======== Stored data ========

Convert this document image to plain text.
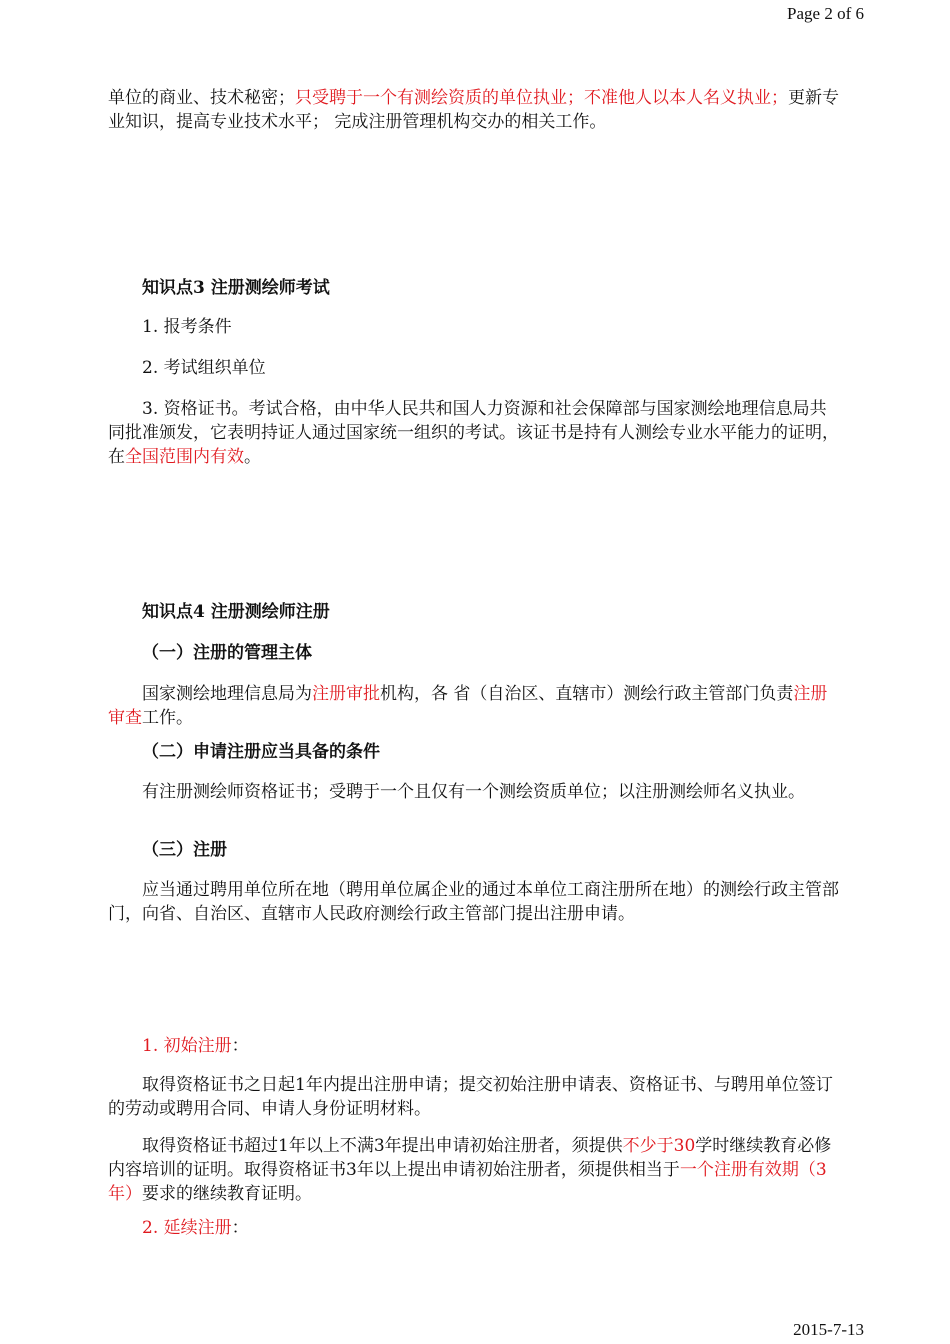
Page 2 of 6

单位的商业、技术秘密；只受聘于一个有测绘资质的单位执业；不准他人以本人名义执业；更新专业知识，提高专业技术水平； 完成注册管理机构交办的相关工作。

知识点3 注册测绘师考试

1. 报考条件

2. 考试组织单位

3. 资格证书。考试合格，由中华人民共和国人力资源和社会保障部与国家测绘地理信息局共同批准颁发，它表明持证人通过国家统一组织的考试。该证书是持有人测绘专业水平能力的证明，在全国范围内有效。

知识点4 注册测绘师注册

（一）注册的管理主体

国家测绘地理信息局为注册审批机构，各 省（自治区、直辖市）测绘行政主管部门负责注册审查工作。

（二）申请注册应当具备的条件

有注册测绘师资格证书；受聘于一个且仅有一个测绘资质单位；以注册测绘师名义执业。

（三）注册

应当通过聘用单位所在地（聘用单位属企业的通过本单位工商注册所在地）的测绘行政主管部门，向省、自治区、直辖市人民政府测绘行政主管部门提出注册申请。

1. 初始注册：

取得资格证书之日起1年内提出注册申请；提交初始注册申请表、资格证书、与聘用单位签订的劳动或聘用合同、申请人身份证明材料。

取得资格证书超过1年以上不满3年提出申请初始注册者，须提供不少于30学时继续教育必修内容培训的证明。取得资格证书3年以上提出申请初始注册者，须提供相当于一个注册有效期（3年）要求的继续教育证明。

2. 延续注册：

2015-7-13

========

Return all the entries word for word, but omit any pictures they contain.

**Task solution:**
Convert this document image to plain text.
Page 2 of 6

单位的商业、技术秘密；只受聘于一个有测绘资质的单位执业；不准他人以本人名义执业；更新专业知识，提高专业技术水平； 完成注册管理机构交办的相关工作。

知识点3 注册测绘师考试

1. 报考条件

2. 考试组织单位

3. 资格证书。考试合格，由中华人民共和国人力资源和社会保障部与国家测绘地理信息局共同批准颁发，它表明持证人通过国家统一组织的考试。该证书是持有人测绘专业水平能力的证明，在全国范围内有效。

知识点4 注册测绘师注册

（一）注册的管理主体

国家测绘地理信息局为注册审批机构，各 省（自治区、直辖市）测绘行政主管部门负责注册审查工作。

（二）申请注册应当具备的条件

有注册测绘师资格证书；受聘于一个且仅有一个测绘资质单位；以注册测绘师名义执业。

（三）注册

应当通过聘用单位所在地（聘用单位属企业的通过本单位工商注册所在地）的测绘行政主管部门，向省、自治区、直辖市人民政府测绘行政主管部门提出注册申请。

1. 初始注册：

取得资格证书之日起1年内提出注册申请；提交初始注册申请表、资格证书、与聘用单位签订的劳动或聘用合同、申请人身份证明材料。

取得资格证书超过1年以上不满3年提出申请初始注册者，须提供不少于30学时继续教育必修内容培训的证明。取得资格证书3年以上提出申请初始注册者，须提供相当于一个注册有效期（3年）要求的继续教育证明。

2. 延续注册：

2015-7-13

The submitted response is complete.